─── DATA LINES

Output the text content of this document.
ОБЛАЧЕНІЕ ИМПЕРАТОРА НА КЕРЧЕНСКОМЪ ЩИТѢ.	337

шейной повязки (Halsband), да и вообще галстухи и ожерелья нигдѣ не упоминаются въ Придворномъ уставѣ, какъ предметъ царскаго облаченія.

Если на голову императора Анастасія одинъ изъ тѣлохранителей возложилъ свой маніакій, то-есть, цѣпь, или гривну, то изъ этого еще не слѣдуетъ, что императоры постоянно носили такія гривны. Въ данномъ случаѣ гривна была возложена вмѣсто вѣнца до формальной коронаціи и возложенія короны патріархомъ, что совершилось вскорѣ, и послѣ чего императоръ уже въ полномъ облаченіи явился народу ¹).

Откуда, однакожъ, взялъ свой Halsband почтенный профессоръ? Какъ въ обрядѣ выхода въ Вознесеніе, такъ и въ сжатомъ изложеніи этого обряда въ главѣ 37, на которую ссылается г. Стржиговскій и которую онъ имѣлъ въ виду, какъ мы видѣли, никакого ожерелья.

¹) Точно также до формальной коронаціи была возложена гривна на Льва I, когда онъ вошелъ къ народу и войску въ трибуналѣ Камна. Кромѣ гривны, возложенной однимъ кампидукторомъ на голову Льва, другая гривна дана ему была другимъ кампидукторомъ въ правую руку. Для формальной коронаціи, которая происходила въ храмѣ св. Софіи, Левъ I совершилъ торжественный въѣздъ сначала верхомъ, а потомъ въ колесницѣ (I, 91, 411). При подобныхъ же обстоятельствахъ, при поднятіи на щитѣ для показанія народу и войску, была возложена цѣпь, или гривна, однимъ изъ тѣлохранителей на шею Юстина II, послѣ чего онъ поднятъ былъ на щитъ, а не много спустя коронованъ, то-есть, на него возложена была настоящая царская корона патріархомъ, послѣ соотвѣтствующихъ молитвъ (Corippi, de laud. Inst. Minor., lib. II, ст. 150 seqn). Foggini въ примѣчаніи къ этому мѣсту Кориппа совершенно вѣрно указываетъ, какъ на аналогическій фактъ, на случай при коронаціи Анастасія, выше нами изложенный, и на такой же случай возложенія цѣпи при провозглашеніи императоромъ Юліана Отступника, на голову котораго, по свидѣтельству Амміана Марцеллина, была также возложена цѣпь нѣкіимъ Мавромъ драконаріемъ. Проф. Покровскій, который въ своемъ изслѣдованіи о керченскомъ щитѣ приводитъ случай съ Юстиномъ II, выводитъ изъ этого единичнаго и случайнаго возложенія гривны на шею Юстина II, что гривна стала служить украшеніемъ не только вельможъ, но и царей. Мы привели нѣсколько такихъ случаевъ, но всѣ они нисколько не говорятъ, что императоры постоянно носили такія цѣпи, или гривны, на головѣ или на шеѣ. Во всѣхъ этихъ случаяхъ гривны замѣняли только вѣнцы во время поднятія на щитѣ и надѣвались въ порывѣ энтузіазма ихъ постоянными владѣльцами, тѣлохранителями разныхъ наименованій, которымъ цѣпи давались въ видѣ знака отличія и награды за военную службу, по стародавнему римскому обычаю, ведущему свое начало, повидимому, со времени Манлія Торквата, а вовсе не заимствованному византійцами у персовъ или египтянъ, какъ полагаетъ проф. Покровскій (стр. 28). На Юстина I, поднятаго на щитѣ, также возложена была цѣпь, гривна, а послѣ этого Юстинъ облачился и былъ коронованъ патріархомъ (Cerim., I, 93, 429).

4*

──────
─── DATA LINES

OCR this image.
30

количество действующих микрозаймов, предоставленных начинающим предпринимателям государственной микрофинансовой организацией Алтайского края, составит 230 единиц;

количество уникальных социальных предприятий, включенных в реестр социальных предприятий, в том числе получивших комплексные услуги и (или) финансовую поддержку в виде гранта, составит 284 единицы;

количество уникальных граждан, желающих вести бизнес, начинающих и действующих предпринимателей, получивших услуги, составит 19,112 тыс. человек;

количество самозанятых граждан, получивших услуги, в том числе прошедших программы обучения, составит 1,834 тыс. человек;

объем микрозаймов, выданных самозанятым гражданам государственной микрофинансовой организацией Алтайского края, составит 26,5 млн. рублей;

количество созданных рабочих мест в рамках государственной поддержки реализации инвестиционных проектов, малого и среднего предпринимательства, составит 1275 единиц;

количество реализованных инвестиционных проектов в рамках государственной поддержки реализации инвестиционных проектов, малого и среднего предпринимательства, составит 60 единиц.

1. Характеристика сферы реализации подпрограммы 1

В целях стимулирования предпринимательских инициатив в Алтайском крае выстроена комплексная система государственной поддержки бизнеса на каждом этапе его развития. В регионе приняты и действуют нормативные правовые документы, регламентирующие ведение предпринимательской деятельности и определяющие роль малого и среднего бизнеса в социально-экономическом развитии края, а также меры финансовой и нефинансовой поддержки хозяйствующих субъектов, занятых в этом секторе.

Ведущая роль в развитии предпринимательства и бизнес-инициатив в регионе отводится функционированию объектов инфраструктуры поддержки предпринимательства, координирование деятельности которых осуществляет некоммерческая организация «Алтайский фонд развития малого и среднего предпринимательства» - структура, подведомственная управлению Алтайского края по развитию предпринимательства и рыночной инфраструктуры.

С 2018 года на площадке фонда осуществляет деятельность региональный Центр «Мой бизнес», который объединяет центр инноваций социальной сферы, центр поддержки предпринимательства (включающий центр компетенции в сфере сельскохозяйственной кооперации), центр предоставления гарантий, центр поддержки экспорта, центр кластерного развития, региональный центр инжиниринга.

──────
─── DATA LINES

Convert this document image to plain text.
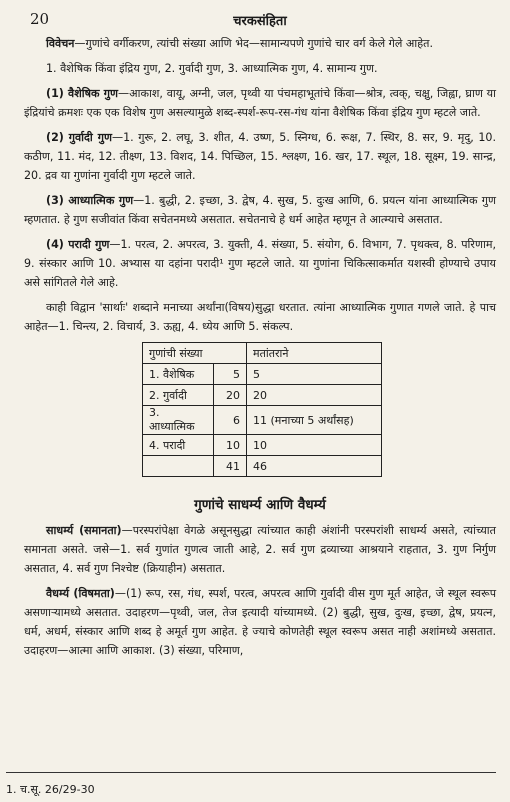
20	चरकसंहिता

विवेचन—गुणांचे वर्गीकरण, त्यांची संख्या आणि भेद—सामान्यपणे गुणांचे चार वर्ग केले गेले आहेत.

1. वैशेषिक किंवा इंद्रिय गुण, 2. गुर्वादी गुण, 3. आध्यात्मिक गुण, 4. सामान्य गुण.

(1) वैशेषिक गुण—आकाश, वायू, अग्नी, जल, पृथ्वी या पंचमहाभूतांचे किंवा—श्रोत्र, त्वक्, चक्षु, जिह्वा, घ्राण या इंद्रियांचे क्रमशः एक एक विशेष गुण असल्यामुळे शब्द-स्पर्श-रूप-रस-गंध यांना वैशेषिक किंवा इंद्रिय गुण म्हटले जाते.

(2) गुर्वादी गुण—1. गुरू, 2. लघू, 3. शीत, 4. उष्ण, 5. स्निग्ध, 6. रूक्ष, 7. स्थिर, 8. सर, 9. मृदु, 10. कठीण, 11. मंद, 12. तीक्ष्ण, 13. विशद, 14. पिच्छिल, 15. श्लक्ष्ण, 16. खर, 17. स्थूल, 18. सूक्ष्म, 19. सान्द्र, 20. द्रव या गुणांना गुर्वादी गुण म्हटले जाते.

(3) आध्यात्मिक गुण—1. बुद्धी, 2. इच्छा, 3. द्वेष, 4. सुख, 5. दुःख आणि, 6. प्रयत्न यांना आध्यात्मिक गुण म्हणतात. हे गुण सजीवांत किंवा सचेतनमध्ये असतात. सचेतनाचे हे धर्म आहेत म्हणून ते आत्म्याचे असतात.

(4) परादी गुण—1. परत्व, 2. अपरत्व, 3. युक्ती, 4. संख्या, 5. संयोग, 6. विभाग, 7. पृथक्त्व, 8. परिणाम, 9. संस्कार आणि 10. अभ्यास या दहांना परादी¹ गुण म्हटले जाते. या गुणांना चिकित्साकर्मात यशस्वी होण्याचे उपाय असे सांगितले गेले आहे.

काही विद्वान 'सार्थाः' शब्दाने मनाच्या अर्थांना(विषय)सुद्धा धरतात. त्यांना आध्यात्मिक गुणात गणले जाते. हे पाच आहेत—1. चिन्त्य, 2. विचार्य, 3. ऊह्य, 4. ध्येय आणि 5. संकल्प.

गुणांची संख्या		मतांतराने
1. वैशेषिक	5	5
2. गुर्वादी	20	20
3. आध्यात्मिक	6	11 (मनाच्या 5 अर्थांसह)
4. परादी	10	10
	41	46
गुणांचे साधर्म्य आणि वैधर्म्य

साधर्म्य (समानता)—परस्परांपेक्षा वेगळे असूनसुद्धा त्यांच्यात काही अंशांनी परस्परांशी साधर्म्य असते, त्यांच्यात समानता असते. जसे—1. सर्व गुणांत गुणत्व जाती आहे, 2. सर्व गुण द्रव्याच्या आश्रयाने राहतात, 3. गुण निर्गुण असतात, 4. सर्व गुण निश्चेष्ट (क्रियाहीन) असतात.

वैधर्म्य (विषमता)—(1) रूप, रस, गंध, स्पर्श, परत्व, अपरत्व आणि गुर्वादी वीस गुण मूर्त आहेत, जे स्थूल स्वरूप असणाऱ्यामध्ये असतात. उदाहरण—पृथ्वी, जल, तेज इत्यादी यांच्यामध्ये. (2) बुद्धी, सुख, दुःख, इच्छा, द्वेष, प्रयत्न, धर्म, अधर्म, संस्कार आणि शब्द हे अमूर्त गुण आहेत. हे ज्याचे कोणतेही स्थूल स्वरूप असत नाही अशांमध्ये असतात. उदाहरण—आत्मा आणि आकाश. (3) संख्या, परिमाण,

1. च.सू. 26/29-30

──────

WHAT TO PRODUCE:
Pull out each line of the records holding the string "организацией".

WRITTEN REPLY:
количество действующих микрозаймов, предоставленных начинающим предпринимателям государственной микрофинансовой организацией Алтайского края, составит 230 единиц;
объем микрозаймов, выданных самозанятым гражданам государственной микрофинансовой организацией Алтайского края, составит 26,5 млн. рублей;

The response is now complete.